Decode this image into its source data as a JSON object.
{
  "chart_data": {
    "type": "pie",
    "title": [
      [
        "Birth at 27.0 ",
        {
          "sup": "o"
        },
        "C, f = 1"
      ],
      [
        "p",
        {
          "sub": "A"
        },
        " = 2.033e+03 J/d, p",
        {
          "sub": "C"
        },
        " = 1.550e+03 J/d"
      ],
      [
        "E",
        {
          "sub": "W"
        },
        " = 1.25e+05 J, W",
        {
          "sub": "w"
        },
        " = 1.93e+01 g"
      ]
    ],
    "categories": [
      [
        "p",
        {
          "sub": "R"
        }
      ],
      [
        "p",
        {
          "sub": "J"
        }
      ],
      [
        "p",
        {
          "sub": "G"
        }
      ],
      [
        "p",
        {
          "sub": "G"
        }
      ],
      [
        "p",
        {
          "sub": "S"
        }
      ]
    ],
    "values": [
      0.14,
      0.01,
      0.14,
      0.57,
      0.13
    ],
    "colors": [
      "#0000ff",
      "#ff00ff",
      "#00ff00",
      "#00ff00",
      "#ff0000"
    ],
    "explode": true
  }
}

-=-=-=-=-

**Given request:**
Extract the complete data, matching each line exactly.

**Solution:**
Decode this image into its source data as a JSON object.
{
  "chart_data": {
    "type": "pie",
    "title": [
      [
        "Birth at 27.0 ",
        {
          "sup": "o"
        },
        "C, f = 1"
      ],
      [
        "p",
        {
          "sub": "A"
        },
        " = 2.033e+03 J/d, p",
        {
          "sub": "C"
        },
        " = 1.550e+03 J/d"
      ],
      [
        "E",
        {
          "sub": "W"
        },
        " = 1.25e+05 J, W",
        {
          "sub": "w"
        },
        " = 1.93e+01 g"
      ]
    ],
    "categories": [
      [
        "p",
        {
          "sub": "R"
        }
      ],
      [
        "p",
        {
          "sub": "J"
        }
      ],
      [
        "p",
        {
          "sub": "G"
        }
      ],
      [
        "p",
        {
          "sub": "G"
        }
      ],
      [
        "p",
        {
          "sub": "S"
        }
      ]
    ],
    "values": [
      0.14,
      0.01,
      0.14,
      0.57,
      0.13
    ],
    "colors": [
      "#0000ff",
      "#ff00ff",
      "#00ff00",
      "#00ff00",
      "#ff0000"
    ],
    "explode": true
  }
}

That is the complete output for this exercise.